Your objective —
Every record that follows should be printed verbatim.
○ ○ ○ ○
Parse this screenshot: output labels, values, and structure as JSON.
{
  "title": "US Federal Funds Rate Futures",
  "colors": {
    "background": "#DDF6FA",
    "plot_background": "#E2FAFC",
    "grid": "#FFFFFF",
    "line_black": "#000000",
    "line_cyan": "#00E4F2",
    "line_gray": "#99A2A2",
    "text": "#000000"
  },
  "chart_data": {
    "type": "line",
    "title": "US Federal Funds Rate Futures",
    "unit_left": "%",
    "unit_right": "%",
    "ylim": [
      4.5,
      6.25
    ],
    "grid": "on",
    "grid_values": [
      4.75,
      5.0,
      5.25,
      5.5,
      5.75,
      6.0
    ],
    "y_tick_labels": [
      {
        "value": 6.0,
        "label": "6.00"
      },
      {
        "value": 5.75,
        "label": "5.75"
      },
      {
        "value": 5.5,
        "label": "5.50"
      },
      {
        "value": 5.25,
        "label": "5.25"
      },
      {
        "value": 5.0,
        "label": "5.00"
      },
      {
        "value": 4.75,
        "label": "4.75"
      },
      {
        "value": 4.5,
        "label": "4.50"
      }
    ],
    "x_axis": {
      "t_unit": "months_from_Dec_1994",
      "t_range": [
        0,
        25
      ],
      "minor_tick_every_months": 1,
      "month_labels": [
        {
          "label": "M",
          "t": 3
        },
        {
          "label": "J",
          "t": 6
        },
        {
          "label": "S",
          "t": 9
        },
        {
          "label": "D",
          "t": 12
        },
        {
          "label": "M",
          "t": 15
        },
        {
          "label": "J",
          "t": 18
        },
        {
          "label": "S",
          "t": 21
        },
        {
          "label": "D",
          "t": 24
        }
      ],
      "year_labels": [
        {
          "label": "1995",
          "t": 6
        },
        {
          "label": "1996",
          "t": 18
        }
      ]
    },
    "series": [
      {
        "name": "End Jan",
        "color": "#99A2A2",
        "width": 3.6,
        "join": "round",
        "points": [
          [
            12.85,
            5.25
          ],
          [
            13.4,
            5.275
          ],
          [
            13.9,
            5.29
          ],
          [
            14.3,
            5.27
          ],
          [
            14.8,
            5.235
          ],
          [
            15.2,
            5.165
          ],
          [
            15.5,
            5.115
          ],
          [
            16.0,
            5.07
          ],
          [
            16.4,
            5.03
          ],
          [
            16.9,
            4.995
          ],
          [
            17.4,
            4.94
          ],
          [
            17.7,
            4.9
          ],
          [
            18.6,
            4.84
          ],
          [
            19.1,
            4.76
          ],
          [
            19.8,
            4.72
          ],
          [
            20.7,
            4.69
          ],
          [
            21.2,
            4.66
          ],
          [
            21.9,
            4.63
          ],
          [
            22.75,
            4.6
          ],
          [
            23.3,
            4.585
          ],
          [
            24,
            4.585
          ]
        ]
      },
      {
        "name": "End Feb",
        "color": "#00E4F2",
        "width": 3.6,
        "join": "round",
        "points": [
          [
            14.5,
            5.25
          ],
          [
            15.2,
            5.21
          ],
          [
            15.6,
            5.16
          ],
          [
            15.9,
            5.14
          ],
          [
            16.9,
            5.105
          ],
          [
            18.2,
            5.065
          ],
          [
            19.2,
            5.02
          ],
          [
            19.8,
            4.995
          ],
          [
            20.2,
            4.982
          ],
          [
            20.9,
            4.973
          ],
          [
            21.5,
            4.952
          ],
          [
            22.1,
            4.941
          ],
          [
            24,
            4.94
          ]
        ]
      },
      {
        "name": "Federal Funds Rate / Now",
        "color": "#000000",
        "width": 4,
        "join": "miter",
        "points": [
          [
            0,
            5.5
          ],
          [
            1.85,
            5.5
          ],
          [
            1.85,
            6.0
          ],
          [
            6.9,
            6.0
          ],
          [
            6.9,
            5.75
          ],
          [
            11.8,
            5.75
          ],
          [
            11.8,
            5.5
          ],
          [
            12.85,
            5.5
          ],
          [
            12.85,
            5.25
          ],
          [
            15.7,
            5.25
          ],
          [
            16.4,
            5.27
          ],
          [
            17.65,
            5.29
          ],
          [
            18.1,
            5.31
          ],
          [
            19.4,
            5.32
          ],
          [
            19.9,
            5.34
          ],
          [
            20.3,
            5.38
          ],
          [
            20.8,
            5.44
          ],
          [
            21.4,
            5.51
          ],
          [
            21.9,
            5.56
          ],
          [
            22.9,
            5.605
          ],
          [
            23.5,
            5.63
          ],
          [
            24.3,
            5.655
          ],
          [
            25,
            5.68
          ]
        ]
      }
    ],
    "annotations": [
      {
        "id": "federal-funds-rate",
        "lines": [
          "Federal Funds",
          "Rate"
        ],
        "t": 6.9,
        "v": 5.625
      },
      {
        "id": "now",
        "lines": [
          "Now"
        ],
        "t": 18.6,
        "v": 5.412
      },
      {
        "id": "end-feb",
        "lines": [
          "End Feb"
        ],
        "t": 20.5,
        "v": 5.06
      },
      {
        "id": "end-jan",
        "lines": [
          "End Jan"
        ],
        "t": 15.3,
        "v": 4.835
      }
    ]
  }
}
○ ○ ○ ○
Answer to this exercise —
Parse this screenshot: output labels, values, and structure as JSON.
{
  "title": "US Federal Funds Rate Futures",
  "colors": {
    "background": "#DDF6FA",
    "plot_background": "#E2FAFC",
    "grid": "#FFFFFF",
    "line_black": "#000000",
    "line_cyan": "#00E4F2",
    "line_gray": "#99A2A2",
    "text": "#000000"
  },
  "chart_data": {
    "type": "line",
    "title": "US Federal Funds Rate Futures",
    "unit_left": "%",
    "unit_right": "%",
    "ylim": [
      4.5,
      6.25
    ],
    "grid": "on",
    "grid_values": [
      4.75,
      5.0,
      5.25,
      5.5,
      5.75,
      6.0
    ],
    "y_tick_labels": [
      {
        "value": 6.0,
        "label": "6.00"
      },
      {
        "value": 5.75,
        "label": "5.75"
      },
      {
        "value": 5.5,
        "label": "5.50"
      },
      {
        "value": 5.25,
        "label": "5.25"
      },
      {
        "value": 5.0,
        "label": "5.00"
      },
      {
        "value": 4.75,
        "label": "4.75"
      },
      {
        "value": 4.5,
        "label": "4.50"
      }
    ],
    "x_axis": {
      "t_unit": "months_from_Dec_1994",
      "t_range": [
        0,
        25
      ],
      "minor_tick_every_months": 1,
      "month_labels": [
        {
          "label": "M",
          "t": 3
        },
        {
          "label": "J",
          "t": 6
        },
        {
          "label": "S",
          "t": 9
        },
        {
          "label": "D",
          "t": 12
        },
        {
          "label": "M",
          "t": 15
        },
        {
          "label": "J",
          "t": 18
        },
        {
          "label": "S",
          "t": 21
        },
        {
          "label": "D",
          "t": 24
        }
      ],
      "year_labels": [
        {
          "label": "1995",
          "t": 6
        },
        {
          "label": "1996",
          "t": 18
        }
      ]
    },
    "series": [
      {
        "name": "End Jan",
        "color": "#99A2A2",
        "width": 3.6,
        "join": "round",
        "points": [
          [
            12.85,
            5.25
          ],
          [
            13.4,
            5.275
          ],
          [
            13.9,
            5.29
          ],
          [
            14.3,
            5.27
          ],
          [
            14.8,
            5.235
          ],
          [
            15.2,
            5.165
          ],
          [
            15.5,
            5.115
          ],
          [
            16.0,
            5.07
          ],
          [
            16.4,
            5.03
          ],
          [
            16.9,
            4.995
          ],
          [
            17.4,
            4.94
          ],
          [
            17.7,
            4.9
          ],
          [
            18.6,
            4.84
          ],
          [
            19.1,
            4.76
          ],
          [
            19.8,
            4.72
          ],
          [
            20.7,
            4.69
          ],
          [
            21.2,
            4.66
          ],
          [
            21.9,
            4.63
          ],
          [
            22.75,
            4.6
          ],
          [
            23.3,
            4.585
          ],
          [
            24,
            4.585
          ]
        ]
      },
      {
        "name": "End Feb",
        "color": "#00E4F2",
        "width": 3.6,
        "join": "round",
        "points": [
          [
            14.5,
            5.25
          ],
          [
            15.2,
            5.21
          ],
          [
            15.6,
            5.16
          ],
          [
            15.9,
            5.14
          ],
          [
            16.9,
            5.105
          ],
          [
            18.2,
            5.065
          ],
          [
            19.2,
            5.02
          ],
          [
            19.8,
            4.995
          ],
          [
            20.2,
            4.982
          ],
          [
            20.9,
            4.973
          ],
          [
            21.5,
            4.952
          ],
          [
            22.1,
            4.941
          ],
          [
            24,
            4.94
          ]
        ]
      },
      {
        "name": "Federal Funds Rate / Now",
        "color": "#000000",
        "width": 4,
        "join": "miter",
        "points": [
          [
            0,
            5.5
          ],
          [
            1.85,
            5.5
          ],
          [
            1.85,
            6.0
          ],
          [
            6.9,
            6.0
          ],
          [
            6.9,
            5.75
          ],
          [
            11.8,
            5.75
          ],
          [
            11.8,
            5.5
          ],
          [
            12.85,
            5.5
          ],
          [
            12.85,
            5.25
          ],
          [
            15.7,
            5.25
          ],
          [
            16.4,
            5.27
          ],
          [
            17.65,
            5.29
          ],
          [
            18.1,
            5.31
          ],
          [
            19.4,
            5.32
          ],
          [
            19.9,
            5.34
          ],
          [
            20.3,
            5.38
          ],
          [
            20.8,
            5.44
          ],
          [
            21.4,
            5.51
          ],
          [
            21.9,
            5.56
          ],
          [
            22.9,
            5.605
          ],
          [
            23.5,
            5.63
          ],
          [
            24.3,
            5.655
          ],
          [
            25,
            5.68
          ]
        ]
      }
    ],
    "annotations": [
      {
        "id": "federal-funds-rate",
        "lines": [
          "Federal Funds",
          "Rate"
        ],
        "t": 6.9,
        "v": 5.625
      },
      {
        "id": "now",
        "lines": [
          "Now"
        ],
        "t": 18.6,
        "v": 5.412
      },
      {
        "id": "end-feb",
        "lines": [
          "End Feb"
        ],
        "t": 20.5,
        "v": 5.06
      },
      {
        "id": "end-jan",
        "lines": [
          "End Jan"
        ],
        "t": 15.3,
        "v": 4.835
      }
    ]
  }
}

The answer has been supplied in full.